TASK BRIEF
List every line in the items below that contains the string "report", treating uppercase and lowercase as different.

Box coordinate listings
(begin)
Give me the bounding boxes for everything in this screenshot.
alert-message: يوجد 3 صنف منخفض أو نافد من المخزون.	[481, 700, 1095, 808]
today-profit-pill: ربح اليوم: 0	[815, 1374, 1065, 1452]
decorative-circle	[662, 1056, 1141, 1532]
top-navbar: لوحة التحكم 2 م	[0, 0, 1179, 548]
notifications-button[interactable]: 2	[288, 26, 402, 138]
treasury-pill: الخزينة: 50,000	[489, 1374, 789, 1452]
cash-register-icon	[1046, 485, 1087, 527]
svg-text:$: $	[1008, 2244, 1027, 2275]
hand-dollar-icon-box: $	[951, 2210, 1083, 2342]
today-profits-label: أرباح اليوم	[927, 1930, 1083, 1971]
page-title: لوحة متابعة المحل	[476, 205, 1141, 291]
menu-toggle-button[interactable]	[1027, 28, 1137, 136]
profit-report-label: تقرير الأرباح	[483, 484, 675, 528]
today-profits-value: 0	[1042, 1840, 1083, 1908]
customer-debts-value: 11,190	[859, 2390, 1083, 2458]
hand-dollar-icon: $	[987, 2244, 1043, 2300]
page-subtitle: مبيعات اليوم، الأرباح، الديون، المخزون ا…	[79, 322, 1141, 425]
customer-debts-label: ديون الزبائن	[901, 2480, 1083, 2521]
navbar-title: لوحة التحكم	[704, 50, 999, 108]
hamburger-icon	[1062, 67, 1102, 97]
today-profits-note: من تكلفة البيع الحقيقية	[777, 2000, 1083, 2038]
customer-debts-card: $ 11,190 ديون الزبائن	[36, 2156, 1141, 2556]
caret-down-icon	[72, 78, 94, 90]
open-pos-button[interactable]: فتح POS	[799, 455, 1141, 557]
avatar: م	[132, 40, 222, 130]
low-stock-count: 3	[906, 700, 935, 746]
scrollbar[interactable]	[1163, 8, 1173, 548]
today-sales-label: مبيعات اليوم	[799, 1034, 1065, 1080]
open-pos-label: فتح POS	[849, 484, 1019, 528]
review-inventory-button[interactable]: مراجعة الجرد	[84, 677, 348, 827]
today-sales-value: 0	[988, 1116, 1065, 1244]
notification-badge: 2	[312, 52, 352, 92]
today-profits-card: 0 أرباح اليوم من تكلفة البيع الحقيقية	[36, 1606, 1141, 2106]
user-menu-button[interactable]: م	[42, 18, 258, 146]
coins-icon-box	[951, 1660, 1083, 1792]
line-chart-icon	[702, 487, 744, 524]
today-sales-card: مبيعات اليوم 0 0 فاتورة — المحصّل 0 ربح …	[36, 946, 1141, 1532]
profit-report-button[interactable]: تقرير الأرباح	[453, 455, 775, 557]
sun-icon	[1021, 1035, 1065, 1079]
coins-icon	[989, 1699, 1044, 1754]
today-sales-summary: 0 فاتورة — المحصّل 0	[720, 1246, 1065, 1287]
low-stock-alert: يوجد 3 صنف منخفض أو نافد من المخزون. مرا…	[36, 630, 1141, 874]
(end)
SOLUTION TO THIS EXERCISE
profit-report-label: تقرير الأرباح	[483, 484, 675, 528]
profit-report-button[interactable]: تقرير الأرباح	[453, 455, 775, 557]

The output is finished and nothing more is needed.